Dataset entries on figures
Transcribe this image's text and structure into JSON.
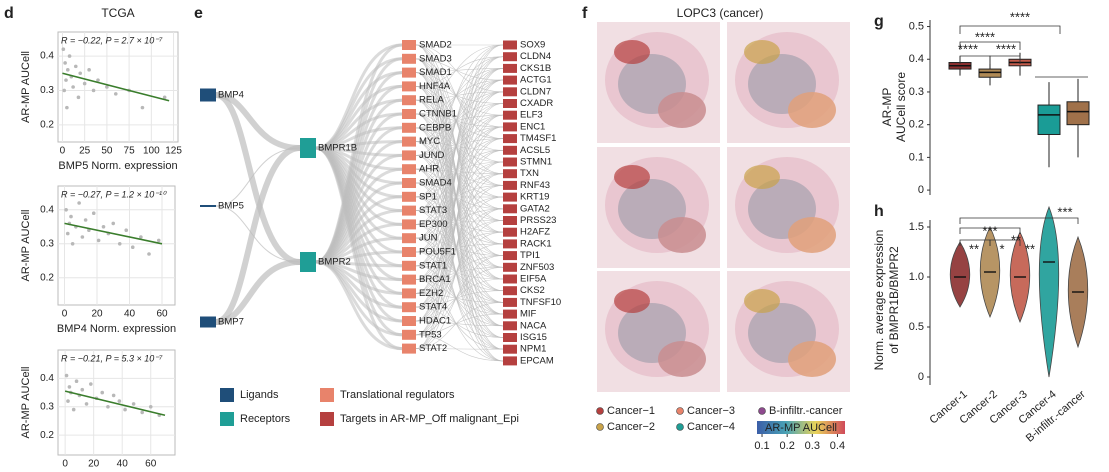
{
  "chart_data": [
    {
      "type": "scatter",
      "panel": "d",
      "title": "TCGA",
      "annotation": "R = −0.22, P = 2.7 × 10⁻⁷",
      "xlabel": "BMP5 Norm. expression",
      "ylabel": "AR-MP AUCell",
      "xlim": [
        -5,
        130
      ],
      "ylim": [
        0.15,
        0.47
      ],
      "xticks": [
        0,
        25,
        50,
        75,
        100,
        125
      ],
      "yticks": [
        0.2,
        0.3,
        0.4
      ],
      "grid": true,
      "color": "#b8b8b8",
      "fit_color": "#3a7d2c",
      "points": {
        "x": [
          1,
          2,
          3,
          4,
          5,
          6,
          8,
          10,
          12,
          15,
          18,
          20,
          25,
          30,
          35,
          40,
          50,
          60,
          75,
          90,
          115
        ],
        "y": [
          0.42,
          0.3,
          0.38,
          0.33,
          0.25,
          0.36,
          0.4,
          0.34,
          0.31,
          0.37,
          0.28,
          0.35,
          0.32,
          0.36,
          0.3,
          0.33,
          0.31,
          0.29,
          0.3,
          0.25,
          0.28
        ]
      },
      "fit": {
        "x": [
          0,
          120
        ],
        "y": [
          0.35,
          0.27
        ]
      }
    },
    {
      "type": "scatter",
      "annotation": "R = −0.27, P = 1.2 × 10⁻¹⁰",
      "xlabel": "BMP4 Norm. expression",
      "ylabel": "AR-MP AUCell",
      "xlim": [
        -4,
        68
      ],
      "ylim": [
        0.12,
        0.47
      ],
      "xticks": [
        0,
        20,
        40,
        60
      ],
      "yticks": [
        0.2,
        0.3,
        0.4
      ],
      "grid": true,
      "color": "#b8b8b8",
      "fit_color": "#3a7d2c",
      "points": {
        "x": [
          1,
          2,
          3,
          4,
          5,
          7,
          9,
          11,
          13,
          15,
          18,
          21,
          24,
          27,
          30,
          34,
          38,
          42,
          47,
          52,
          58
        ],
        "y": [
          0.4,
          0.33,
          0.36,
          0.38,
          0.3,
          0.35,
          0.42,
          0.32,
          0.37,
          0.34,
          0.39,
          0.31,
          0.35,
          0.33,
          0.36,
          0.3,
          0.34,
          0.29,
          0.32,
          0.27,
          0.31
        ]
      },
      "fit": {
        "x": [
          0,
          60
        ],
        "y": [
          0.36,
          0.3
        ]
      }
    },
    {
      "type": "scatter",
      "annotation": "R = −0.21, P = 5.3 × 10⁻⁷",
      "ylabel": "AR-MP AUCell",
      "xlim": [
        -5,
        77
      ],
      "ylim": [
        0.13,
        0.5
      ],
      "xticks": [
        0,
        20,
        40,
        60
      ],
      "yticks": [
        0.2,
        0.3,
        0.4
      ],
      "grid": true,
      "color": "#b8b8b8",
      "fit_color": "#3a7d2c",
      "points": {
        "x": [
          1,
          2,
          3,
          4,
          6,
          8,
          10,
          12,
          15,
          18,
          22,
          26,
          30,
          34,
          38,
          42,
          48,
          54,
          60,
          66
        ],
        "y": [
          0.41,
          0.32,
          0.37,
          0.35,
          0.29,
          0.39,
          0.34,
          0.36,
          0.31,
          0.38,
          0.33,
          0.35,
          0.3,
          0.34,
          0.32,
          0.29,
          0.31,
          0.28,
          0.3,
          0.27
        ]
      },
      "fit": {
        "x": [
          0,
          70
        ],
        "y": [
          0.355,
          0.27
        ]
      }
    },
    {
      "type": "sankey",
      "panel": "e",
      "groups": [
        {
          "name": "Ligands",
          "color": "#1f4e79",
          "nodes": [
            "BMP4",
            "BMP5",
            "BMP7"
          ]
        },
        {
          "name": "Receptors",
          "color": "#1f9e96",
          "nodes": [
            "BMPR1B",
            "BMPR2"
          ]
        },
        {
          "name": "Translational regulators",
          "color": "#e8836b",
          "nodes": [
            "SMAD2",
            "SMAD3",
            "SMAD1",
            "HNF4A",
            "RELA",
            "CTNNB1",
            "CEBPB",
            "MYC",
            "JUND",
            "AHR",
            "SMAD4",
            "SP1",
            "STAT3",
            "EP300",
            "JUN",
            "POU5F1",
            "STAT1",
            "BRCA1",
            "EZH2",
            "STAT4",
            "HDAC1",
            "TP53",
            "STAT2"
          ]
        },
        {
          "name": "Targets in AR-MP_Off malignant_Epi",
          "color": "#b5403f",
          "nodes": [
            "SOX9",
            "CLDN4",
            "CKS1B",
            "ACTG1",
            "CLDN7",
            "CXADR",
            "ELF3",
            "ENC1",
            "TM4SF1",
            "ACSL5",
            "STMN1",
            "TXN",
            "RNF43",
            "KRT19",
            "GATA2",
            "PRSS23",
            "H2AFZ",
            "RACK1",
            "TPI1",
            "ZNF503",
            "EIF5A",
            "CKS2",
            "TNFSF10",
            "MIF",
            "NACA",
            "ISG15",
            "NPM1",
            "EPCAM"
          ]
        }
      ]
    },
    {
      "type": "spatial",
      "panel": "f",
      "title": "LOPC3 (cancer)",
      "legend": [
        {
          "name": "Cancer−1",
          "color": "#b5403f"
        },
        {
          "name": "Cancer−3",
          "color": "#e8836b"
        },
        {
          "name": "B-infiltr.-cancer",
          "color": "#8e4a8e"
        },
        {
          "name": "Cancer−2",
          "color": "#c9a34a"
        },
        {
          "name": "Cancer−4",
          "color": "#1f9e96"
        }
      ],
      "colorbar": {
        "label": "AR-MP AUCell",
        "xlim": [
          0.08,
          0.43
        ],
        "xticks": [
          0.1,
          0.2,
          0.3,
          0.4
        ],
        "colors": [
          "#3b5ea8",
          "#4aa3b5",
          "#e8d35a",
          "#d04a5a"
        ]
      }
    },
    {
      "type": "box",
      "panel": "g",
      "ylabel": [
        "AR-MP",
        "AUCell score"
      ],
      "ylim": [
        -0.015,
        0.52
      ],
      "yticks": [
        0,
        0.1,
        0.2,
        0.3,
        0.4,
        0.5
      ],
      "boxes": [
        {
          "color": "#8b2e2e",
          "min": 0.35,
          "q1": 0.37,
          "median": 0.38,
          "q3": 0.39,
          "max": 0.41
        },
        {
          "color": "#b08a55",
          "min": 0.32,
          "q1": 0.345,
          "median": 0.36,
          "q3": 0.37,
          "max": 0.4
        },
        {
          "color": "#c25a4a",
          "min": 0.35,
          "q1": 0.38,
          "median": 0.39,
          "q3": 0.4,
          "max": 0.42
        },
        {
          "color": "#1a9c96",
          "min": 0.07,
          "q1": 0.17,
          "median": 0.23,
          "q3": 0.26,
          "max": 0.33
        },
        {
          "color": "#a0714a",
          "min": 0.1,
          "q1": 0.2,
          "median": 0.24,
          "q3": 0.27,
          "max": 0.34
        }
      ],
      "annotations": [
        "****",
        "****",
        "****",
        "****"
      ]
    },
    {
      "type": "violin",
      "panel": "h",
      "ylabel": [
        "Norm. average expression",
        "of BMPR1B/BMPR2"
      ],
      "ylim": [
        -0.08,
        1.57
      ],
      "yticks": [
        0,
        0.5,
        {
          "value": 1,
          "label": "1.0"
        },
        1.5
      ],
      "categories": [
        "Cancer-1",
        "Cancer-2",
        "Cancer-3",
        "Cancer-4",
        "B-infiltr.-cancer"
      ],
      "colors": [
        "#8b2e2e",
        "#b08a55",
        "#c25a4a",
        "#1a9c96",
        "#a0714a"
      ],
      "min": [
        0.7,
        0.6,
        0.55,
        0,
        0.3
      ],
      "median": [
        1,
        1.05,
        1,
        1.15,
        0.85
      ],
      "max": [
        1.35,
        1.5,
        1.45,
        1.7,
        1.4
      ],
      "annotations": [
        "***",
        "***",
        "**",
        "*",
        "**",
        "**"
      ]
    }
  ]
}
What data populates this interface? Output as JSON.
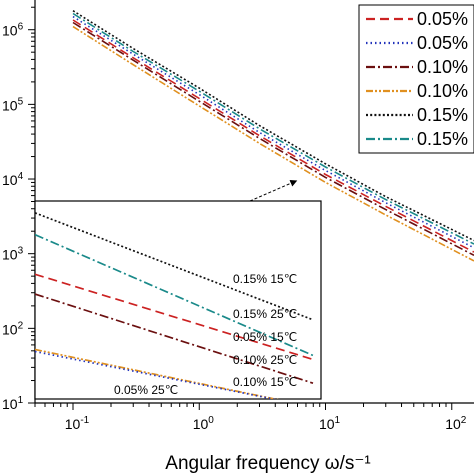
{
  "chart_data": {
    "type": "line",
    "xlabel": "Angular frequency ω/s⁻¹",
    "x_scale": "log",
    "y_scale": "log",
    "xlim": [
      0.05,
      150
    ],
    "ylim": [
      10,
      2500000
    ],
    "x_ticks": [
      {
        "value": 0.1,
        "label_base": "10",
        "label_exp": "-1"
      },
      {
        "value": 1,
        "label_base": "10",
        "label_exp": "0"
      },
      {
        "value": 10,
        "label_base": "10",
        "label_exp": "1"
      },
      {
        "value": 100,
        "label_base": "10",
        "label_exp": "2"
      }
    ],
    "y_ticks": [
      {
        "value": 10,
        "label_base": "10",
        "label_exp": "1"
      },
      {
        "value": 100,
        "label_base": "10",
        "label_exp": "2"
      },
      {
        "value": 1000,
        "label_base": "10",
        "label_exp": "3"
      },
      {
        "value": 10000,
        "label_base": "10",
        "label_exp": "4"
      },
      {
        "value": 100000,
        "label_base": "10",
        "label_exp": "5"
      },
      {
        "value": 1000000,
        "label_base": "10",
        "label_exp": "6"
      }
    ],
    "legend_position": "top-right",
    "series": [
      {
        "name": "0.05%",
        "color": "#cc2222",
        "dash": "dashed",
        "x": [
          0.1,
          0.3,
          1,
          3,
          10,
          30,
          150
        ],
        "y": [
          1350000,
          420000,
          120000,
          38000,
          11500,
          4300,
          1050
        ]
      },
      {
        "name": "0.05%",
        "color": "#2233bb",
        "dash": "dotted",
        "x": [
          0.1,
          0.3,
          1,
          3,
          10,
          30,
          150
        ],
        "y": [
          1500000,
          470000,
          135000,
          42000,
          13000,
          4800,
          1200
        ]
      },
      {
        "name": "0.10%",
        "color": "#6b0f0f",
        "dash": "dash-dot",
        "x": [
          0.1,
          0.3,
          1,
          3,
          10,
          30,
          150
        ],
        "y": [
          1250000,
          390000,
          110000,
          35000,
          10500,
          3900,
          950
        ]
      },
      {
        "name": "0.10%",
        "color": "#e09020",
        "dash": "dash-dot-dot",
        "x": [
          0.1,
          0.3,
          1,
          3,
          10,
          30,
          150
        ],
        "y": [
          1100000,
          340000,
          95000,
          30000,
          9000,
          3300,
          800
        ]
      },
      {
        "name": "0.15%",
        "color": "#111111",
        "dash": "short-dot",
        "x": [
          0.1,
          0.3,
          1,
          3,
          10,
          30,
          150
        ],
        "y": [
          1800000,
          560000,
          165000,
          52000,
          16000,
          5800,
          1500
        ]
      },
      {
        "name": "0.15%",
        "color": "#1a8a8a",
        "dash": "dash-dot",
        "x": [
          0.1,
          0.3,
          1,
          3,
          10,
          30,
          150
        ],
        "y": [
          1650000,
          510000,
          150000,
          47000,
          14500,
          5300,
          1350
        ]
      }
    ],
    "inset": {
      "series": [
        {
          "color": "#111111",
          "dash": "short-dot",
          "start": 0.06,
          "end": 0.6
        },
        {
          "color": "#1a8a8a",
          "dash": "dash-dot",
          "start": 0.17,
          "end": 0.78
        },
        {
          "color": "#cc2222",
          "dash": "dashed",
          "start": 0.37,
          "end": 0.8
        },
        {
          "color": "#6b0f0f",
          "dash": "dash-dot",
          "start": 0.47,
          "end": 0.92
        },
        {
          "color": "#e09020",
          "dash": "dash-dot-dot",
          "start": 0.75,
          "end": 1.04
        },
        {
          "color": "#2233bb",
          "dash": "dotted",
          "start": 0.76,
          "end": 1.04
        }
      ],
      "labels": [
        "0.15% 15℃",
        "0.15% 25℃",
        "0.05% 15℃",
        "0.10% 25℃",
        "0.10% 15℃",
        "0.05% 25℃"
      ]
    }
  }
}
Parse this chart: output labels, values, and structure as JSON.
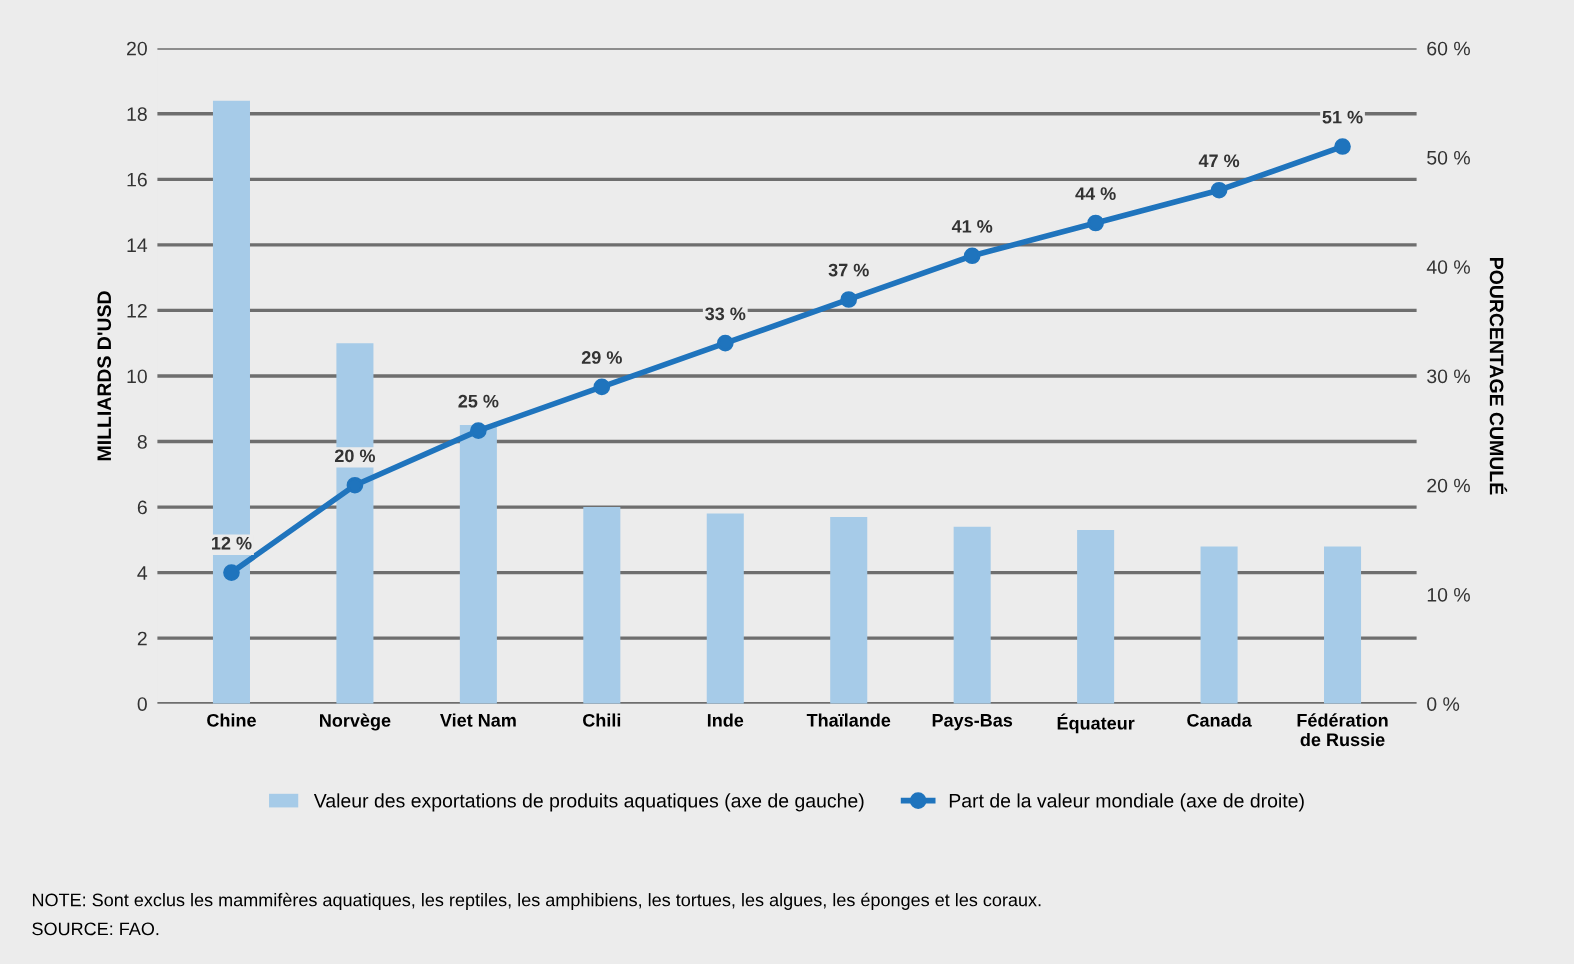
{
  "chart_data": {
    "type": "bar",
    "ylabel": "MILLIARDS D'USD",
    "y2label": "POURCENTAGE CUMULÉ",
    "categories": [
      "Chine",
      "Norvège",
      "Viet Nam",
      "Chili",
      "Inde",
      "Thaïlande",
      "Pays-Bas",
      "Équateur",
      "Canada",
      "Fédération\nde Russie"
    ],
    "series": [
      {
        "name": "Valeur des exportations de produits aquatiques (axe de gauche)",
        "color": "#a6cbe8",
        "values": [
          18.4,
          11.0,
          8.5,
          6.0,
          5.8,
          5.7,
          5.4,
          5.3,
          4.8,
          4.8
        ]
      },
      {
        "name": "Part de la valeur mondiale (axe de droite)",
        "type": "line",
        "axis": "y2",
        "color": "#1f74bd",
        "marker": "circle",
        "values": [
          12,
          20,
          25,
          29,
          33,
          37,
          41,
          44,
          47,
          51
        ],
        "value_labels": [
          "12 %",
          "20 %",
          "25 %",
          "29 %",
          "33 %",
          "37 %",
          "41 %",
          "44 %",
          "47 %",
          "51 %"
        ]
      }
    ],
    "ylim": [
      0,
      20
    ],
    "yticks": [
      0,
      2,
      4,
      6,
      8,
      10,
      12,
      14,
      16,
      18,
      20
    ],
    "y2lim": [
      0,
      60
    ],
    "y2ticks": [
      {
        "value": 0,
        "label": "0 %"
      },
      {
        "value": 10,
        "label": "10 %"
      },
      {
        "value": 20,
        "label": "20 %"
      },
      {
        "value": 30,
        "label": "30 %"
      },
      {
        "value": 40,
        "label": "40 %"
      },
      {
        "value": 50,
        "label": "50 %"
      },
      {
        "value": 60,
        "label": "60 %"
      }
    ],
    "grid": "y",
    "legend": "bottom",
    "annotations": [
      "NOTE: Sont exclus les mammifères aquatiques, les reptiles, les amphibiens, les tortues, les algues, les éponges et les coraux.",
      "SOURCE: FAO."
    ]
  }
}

[Task to carry out] Pick out every line with the string "dash" and copy it.

[Completed exercise]
        "dash": "dashed",
        "dash": "dotted",
        "dash": "dash-dot",
        "dash": "dash-dot-dot",
        "dash": "short-dot",
        "dash": "dash-dot",
          "dash": "short-dot",
          "dash": "dash-dot",
          "dash": "dashed",
          "dash": "dash-dot",
          "dash": "dash-dot-dot",
          "dash": "dotted",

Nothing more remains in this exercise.